* [WHAT NEEDS TO BE DONE] Copy out the data exactly, from its very first line down through the line containing "The compressor 21 is at (305, 115).", with both of those lines included.

(Collected data)
□ □ □ □ □
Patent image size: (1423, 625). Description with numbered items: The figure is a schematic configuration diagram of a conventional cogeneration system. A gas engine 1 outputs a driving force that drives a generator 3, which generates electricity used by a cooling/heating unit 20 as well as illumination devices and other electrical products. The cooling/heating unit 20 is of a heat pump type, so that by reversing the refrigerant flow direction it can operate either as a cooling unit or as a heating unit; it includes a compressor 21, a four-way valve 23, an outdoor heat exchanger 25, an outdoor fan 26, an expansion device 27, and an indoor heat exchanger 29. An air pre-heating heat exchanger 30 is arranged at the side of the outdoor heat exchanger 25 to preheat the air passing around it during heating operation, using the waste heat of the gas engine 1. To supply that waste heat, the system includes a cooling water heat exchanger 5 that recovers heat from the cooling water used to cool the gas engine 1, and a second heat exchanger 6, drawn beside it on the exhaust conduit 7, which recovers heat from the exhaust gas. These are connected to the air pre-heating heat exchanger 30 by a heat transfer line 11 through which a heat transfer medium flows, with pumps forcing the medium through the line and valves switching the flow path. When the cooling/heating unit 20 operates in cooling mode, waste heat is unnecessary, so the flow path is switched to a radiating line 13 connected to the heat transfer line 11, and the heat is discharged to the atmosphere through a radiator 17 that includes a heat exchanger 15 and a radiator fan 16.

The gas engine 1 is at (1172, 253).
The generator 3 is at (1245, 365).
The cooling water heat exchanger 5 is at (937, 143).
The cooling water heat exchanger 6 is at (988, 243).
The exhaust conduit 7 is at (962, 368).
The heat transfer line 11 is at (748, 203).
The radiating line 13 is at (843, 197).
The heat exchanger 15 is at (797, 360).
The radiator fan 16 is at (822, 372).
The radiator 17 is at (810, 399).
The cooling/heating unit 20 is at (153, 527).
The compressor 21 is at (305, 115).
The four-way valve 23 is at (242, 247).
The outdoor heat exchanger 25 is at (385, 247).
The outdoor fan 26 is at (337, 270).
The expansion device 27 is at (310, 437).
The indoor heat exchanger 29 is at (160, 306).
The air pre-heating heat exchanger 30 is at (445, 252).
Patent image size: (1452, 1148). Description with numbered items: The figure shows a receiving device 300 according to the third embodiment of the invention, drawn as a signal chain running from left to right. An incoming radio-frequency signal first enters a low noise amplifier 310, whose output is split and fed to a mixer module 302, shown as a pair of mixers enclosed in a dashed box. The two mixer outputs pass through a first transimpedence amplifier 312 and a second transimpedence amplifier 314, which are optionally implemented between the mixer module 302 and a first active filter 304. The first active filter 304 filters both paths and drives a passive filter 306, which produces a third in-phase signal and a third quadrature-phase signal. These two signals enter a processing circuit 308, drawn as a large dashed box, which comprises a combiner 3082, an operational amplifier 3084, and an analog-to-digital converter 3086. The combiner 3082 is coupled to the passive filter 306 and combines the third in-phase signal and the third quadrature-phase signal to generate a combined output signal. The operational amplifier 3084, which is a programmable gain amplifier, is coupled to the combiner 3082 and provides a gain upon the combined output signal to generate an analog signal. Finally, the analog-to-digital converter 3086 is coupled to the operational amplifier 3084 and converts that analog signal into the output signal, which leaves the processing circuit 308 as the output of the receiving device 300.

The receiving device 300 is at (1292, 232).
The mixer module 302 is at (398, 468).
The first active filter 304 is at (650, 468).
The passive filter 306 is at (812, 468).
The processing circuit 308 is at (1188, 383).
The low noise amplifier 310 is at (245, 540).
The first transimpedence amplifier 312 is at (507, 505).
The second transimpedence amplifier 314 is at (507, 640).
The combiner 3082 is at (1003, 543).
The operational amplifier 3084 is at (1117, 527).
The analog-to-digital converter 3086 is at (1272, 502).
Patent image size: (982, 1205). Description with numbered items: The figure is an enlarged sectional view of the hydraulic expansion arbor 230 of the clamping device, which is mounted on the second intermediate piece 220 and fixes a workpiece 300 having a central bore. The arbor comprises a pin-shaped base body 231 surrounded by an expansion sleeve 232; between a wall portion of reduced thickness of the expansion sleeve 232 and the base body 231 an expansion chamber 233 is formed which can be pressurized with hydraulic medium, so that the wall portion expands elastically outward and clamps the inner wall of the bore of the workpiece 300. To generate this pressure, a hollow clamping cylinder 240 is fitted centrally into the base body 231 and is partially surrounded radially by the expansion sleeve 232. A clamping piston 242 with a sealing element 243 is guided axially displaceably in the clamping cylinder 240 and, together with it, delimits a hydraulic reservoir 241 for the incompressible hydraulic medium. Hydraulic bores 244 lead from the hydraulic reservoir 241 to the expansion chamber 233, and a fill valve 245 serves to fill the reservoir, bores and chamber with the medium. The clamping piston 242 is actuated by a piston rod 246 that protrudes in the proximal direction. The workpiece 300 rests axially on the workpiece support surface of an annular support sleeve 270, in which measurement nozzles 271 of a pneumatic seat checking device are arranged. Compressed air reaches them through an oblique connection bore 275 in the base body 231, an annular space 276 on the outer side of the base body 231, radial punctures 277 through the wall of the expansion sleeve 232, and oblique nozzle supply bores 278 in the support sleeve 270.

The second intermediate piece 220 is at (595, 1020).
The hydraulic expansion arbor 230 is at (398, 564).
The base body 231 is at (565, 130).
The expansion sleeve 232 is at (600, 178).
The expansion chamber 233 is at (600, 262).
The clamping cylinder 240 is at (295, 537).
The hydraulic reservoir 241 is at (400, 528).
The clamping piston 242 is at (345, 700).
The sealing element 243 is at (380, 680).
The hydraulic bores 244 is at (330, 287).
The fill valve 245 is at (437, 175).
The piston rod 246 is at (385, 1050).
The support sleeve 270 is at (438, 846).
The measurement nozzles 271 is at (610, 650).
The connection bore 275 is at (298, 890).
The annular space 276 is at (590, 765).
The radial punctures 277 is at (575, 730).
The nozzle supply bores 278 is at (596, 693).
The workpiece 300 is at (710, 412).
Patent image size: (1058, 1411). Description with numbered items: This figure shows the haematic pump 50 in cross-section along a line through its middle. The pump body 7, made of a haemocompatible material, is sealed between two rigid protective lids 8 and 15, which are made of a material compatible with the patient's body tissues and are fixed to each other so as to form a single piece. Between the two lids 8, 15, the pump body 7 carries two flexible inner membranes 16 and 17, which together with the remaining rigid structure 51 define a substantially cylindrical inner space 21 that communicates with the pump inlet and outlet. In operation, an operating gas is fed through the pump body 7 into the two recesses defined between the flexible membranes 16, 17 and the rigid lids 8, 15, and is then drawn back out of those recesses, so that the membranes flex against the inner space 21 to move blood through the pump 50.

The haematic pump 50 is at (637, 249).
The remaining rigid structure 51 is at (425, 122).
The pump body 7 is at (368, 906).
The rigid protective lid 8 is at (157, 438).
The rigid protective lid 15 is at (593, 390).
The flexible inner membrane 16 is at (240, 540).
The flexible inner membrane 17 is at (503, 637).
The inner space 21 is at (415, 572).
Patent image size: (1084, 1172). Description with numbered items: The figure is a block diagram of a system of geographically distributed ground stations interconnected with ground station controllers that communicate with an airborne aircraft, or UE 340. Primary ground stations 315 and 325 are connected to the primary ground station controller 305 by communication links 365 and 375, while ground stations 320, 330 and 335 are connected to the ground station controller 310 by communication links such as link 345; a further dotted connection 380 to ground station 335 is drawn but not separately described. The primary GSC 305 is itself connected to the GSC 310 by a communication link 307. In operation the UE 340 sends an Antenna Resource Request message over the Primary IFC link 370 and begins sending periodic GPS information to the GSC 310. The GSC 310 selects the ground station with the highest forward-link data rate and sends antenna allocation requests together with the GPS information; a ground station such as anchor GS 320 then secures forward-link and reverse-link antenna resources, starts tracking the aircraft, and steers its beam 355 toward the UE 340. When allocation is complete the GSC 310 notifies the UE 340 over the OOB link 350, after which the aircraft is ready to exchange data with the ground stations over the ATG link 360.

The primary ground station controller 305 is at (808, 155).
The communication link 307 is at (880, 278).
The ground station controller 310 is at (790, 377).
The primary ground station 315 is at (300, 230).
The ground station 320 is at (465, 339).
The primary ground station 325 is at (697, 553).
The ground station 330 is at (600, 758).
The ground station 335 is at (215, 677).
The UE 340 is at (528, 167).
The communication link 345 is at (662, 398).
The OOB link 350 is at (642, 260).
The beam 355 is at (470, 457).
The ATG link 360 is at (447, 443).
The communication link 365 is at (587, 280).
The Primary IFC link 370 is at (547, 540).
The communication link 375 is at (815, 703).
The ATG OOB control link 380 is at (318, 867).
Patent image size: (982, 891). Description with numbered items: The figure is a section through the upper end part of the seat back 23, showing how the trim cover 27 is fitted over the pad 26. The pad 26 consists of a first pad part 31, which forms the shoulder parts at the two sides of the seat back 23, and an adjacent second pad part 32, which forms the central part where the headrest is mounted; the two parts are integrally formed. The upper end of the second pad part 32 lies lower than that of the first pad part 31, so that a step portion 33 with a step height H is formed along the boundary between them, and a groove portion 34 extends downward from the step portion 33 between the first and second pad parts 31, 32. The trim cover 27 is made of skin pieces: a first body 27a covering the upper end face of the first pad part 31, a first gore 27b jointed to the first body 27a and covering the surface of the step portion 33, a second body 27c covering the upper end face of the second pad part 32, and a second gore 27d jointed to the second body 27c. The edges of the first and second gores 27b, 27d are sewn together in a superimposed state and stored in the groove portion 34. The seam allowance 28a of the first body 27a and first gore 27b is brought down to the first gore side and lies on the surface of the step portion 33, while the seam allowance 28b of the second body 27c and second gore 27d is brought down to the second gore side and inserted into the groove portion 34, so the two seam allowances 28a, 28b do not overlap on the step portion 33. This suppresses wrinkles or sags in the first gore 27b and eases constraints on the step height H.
□ □ □ □ □
* [SOLVED PROBLEM]
Patent image size: (1423, 625). Description with numbered items: The figure is a schematic configuration diagram of a conventional cogeneration system. A gas engine 1 outputs a driving force that drives a generator 3, which generates electricity used by a cooling/heating unit 20 as well as illumination devices and other electrical products. The cooling/heating unit 20 is of a heat pump type, so that by reversing the refrigerant flow direction it can operate either as a cooling unit or as a heating unit; it includes a compressor 21, a four-way valve 23, an outdoor heat exchanger 25, an outdoor fan 26, an expansion device 27, and an indoor heat exchanger 29. An air pre-heating heat exchanger 30 is arranged at the side of the outdoor heat exchanger 25 to preheat the air passing around it during heating operation, using the waste heat of the gas engine 1. To supply that waste heat, the system includes a cooling water heat exchanger 5 that recovers heat from the cooling water used to cool the gas engine 1, and a second heat exchanger 6, drawn beside it on the exhaust conduit 7, which recovers heat from the exhaust gas. These are connected to the air pre-heating heat exchanger 30 by a heat transfer line 11 through which a heat transfer medium flows, with pumps forcing the medium through the line and valves switching the flow path. When the cooling/heating unit 20 operates in cooling mode, waste heat is unnecessary, so the flow path is switched to a radiating line 13 connected to the heat transfer line 11, and the heat is discharged to the atmosphere through a radiator 17 that includes a heat exchanger 15 and a radiator fan 16.

The gas engine 1 is at (1172, 253).
The generator 3 is at (1245, 365).
The cooling water heat exchanger 5 is at (937, 143).
The cooling water heat exchanger 6 is at (988, 243).
The exhaust conduit 7 is at (962, 368).
The heat transfer line 11 is at (748, 203).
The radiating line 13 is at (843, 197).
The heat exchanger 15 is at (797, 360).
The radiator fan 16 is at (822, 372).
The radiator 17 is at (810, 399).
The cooling/heating unit 20 is at (153, 527).
The compressor 21 is at (305, 115).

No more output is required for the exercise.